**Stated task**
Write out every record in full, exactly as written, please.

[Dataset rows about figures]
● ● ●
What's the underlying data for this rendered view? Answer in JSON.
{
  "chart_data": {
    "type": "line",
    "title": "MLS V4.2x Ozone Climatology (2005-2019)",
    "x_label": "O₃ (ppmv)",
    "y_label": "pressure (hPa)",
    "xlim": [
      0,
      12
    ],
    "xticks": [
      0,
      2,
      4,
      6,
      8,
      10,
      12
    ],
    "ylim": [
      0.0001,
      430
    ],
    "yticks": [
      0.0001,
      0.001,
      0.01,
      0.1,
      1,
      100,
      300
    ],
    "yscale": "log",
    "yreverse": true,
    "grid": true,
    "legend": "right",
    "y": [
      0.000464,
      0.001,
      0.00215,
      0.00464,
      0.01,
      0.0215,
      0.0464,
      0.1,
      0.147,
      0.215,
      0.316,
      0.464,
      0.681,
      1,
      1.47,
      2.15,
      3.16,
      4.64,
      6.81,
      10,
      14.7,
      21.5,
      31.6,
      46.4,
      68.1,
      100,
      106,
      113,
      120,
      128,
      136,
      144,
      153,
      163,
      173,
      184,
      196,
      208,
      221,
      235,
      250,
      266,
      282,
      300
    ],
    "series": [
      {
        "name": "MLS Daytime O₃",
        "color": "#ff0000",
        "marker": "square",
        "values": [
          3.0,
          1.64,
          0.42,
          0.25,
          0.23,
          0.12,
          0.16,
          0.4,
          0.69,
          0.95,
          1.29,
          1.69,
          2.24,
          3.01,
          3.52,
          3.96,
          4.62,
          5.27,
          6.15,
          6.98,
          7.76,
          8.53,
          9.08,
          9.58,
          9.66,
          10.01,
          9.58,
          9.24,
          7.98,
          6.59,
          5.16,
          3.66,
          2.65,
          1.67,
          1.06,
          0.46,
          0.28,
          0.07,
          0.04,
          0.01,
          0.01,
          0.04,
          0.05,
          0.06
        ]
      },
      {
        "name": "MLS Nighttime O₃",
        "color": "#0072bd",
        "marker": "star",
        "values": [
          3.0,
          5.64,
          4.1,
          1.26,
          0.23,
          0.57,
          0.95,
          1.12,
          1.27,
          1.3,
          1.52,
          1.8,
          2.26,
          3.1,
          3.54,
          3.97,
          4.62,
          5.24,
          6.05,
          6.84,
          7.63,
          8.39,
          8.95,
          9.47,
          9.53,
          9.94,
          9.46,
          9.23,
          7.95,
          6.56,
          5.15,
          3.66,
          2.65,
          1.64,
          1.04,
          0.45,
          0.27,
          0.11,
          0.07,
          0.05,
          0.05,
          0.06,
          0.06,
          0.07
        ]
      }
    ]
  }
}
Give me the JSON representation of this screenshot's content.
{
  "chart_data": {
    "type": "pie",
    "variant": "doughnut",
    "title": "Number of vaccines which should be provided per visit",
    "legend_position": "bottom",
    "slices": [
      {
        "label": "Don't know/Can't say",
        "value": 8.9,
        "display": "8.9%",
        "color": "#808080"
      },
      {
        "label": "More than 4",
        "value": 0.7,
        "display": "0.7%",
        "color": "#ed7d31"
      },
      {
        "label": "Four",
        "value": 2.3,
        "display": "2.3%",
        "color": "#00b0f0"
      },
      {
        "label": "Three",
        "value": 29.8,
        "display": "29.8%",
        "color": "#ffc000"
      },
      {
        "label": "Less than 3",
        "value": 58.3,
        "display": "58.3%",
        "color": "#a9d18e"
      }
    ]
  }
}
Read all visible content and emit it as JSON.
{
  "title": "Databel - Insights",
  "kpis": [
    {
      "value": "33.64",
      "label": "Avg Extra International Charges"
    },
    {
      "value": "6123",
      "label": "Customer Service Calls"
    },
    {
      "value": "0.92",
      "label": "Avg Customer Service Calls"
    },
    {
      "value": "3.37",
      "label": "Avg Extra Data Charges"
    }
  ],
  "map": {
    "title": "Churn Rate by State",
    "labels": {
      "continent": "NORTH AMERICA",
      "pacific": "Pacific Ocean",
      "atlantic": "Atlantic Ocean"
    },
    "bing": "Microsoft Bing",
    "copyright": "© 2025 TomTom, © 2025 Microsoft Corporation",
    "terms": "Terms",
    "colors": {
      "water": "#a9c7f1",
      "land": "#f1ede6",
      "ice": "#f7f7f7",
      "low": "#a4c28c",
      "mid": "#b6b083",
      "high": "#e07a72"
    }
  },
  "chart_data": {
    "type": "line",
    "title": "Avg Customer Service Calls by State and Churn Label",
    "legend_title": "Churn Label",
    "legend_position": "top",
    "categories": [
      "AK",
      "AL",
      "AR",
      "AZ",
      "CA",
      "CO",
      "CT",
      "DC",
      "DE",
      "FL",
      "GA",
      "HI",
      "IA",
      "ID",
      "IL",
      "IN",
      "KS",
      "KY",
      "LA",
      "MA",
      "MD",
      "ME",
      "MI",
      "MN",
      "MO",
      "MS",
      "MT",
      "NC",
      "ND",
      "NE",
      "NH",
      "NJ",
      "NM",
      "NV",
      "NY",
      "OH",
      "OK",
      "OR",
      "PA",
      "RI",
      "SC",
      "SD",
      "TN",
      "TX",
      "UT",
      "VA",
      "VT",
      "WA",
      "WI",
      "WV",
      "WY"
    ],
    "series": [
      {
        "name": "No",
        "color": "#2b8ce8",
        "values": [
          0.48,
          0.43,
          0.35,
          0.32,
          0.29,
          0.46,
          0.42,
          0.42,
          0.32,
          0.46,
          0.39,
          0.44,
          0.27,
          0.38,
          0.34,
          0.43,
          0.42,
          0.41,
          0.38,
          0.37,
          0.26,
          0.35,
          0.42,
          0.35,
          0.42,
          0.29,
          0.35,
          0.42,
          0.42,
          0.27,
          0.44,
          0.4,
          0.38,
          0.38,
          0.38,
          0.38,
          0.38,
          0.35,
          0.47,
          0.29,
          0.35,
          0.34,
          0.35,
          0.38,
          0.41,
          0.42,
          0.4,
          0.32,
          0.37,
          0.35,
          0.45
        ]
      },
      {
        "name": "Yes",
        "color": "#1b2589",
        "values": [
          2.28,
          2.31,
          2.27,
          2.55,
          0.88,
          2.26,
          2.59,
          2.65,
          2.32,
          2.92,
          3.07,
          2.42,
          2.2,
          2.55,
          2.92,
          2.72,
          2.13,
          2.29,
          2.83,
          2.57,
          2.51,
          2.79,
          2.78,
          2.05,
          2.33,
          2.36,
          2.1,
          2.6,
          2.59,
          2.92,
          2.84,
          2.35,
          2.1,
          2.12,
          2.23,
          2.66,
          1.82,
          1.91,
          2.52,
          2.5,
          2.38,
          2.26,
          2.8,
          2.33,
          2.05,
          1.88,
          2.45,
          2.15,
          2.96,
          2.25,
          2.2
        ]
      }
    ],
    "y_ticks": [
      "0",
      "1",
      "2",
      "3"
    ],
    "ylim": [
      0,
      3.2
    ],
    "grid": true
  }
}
● ● ●
**Result**
What's the underlying data for this rendered view? Answer in JSON.
{
  "chart_data": {
    "type": "line",
    "title": "MLS V4.2x Ozone Climatology (2005-2019)",
    "x_label": "O₃ (ppmv)",
    "y_label": "pressure (hPa)",
    "xlim": [
      0,
      12
    ],
    "xticks": [
      0,
      2,
      4,
      6,
      8,
      10,
      12
    ],
    "ylim": [
      0.0001,
      430
    ],
    "yticks": [
      0.0001,
      0.001,
      0.01,
      0.1,
      1,
      100,
      300
    ],
    "yscale": "log",
    "yreverse": true,
    "grid": true,
    "legend": "right",
    "y": [
      0.000464,
      0.001,
      0.00215,
      0.00464,
      0.01,
      0.0215,
      0.0464,
      0.1,
      0.147,
      0.215,
      0.316,
      0.464,
      0.681,
      1,
      1.47,
      2.15,
      3.16,
      4.64,
      6.81,
      10,
      14.7,
      21.5,
      31.6,
      46.4,
      68.1,
      100,
      106,
      113,
      120,
      128,
      136,
      144,
      153,
      163,
      173,
      184,
      196,
      208,
      221,
      235,
      250,
      266,
      282,
      300
    ],
    "series": [
      {
        "name": "MLS Daytime O₃",
        "color": "#ff0000",
        "marker": "square",
        "values": [
          3.0,
          1.64,
          0.42,
          0.25,
          0.23,
          0.12,
          0.16,
          0.4,
          0.69,
          0.95,
          1.29,
          1.69,
          2.24,
          3.01,
          3.52,
          3.96,
          4.62,
          5.27,
          6.15,
          6.98,
          7.76,
          8.53,
          9.08,
          9.58,
          9.66,
          10.01,
          9.58,
          9.24,
          7.98,
          6.59,
          5.16,
          3.66,
          2.65,
          1.67,
          1.06,
          0.46,
          0.28,
          0.07,
          0.04,
          0.01,
          0.01,
          0.04,
          0.05,
          0.06
        ]
      },
      {
        "name": "MLS Nighttime O₃",
        "color": "#0072bd",
        "marker": "star",
        "values": [
          3.0,
          5.64,
          4.1,
          1.26,
          0.23,
          0.57,
          0.95,
          1.12,
          1.27,
          1.3,
          1.52,
          1.8,
          2.26,
          3.1,
          3.54,
          3.97,
          4.62,
          5.24,
          6.05,
          6.84,
          7.63,
          8.39,
          8.95,
          9.47,
          9.53,
          9.94,
          9.46,
          9.23,
          7.95,
          6.56,
          5.15,
          3.66,
          2.65,
          1.64,
          1.04,
          0.45,
          0.27,
          0.11,
          0.07,
          0.05,
          0.05,
          0.06,
          0.06,
          0.07
        ]
      }
    ]
  }
}
Give me the JSON representation of this screenshot's content.
{
  "chart_data": {
    "type": "pie",
    "variant": "doughnut",
    "title": "Number of vaccines which should be provided per visit",
    "legend_position": "bottom",
    "slices": [
      {
        "label": "Don't know/Can't say",
        "value": 8.9,
        "display": "8.9%",
        "color": "#808080"
      },
      {
        "label": "More than 4",
        "value": 0.7,
        "display": "0.7%",
        "color": "#ed7d31"
      },
      {
        "label": "Four",
        "value": 2.3,
        "display": "2.3%",
        "color": "#00b0f0"
      },
      {
        "label": "Three",
        "value": 29.8,
        "display": "29.8%",
        "color": "#ffc000"
      },
      {
        "label": "Less than 3",
        "value": 58.3,
        "display": "58.3%",
        "color": "#a9d18e"
      }
    ]
  }
}
Read all visible content and emit it as JSON.
{
  "title": "Databel - Insights",
  "kpis": [
    {
      "value": "33.64",
      "label": "Avg Extra International Charges"
    },
    {
      "value": "6123",
      "label": "Customer Service Calls"
    },
    {
      "value": "0.92",
      "label": "Avg Customer Service Calls"
    },
    {
      "value": "3.37",
      "label": "Avg Extra Data Charges"
    }
  ],
  "map": {
    "title": "Churn Rate by State",
    "labels": {
      "continent": "NORTH AMERICA",
      "pacific": "Pacific Ocean",
      "atlantic": "Atlantic Ocean"
    },
    "bing": "Microsoft Bing",
    "copyright": "© 2025 TomTom, © 2025 Microsoft Corporation",
    "terms": "Terms",
    "colors": {
      "water": "#a9c7f1",
      "land": "#f1ede6",
      "ice": "#f7f7f7",
      "low": "#a4c28c",
      "mid": "#b6b083",
      "high": "#e07a72"
    }
  },
  "chart_data": {
    "type": "line",
    "title": "Avg Customer Service Calls by State and Churn Label",
    "legend_title": "Churn Label",
    "legend_position": "top",
    "categories": [
      "AK",
      "AL",
      "AR",
      "AZ",
      "CA",
      "CO",
      "CT",
      "DC",
      "DE",
      "FL",
      "GA",
      "HI",
      "IA",
      "ID",
      "IL",
      "IN",
      "KS",
      "KY",
      "LA",
      "MA",
      "MD",
      "ME",
      "MI",
      "MN",
      "MO",
      "MS",
      "MT",
      "NC",
      "ND",
      "NE",
      "NH",
      "NJ",
      "NM",
      "NV",
      "NY",
      "OH",
      "OK",
      "OR",
      "PA",
      "RI",
      "SC",
      "SD",
      "TN",
      "TX",
      "UT",
      "VA",
      "VT",
      "WA",
      "WI",
      "WV",
      "WY"
    ],
    "series": [
      {
        "name": "No",
        "color": "#2b8ce8",
        "values": [
          0.48,
          0.43,
          0.35,
          0.32,
          0.29,
          0.46,
          0.42,
          0.42,
          0.32,
          0.46,
          0.39,
          0.44,
          0.27,
          0.38,
          0.34,
          0.43,
          0.42,
          0.41,
          0.38,
          0.37,
          0.26,
          0.35,
          0.42,
          0.35,
          0.42,
          0.29,
          0.35,
          0.42,
          0.42,
          0.27,
          0.44,
          0.4,
          0.38,
          0.38,
          0.38,
          0.38,
          0.38,
          0.35,
          0.47,
          0.29,
          0.35,
          0.34,
          0.35,
          0.38,
          0.41,
          0.42,
          0.4,
          0.32,
          0.37,
          0.35,
          0.45
        ]
      },
      {
        "name": "Yes",
        "color": "#1b2589",
        "values": [
          2.28,
          2.31,
          2.27,
          2.55,
          0.88,
          2.26,
          2.59,
          2.65,
          2.32,
          2.92,
          3.07,
          2.42,
          2.2,
          2.55,
          2.92,
          2.72,
          2.13,
          2.29,
          2.83,
          2.57,
          2.51,
          2.79,
          2.78,
          2.05,
          2.33,
          2.36,
          2.1,
          2.6,
          2.59,
          2.92,
          2.84,
          2.35,
          2.1,
          2.12,
          2.23,
          2.66,
          1.82,
          1.91,
          2.52,
          2.5,
          2.38,
          2.26,
          2.8,
          2.33,
          2.05,
          1.88,
          2.45,
          2.15,
          2.96,
          2.25,
          2.2
        ]
      }
    ],
    "y_ticks": [
      "0",
      "1",
      "2",
      "3"
    ],
    "ylim": [
      0,
      3.2
    ],
    "grid": true
  }
}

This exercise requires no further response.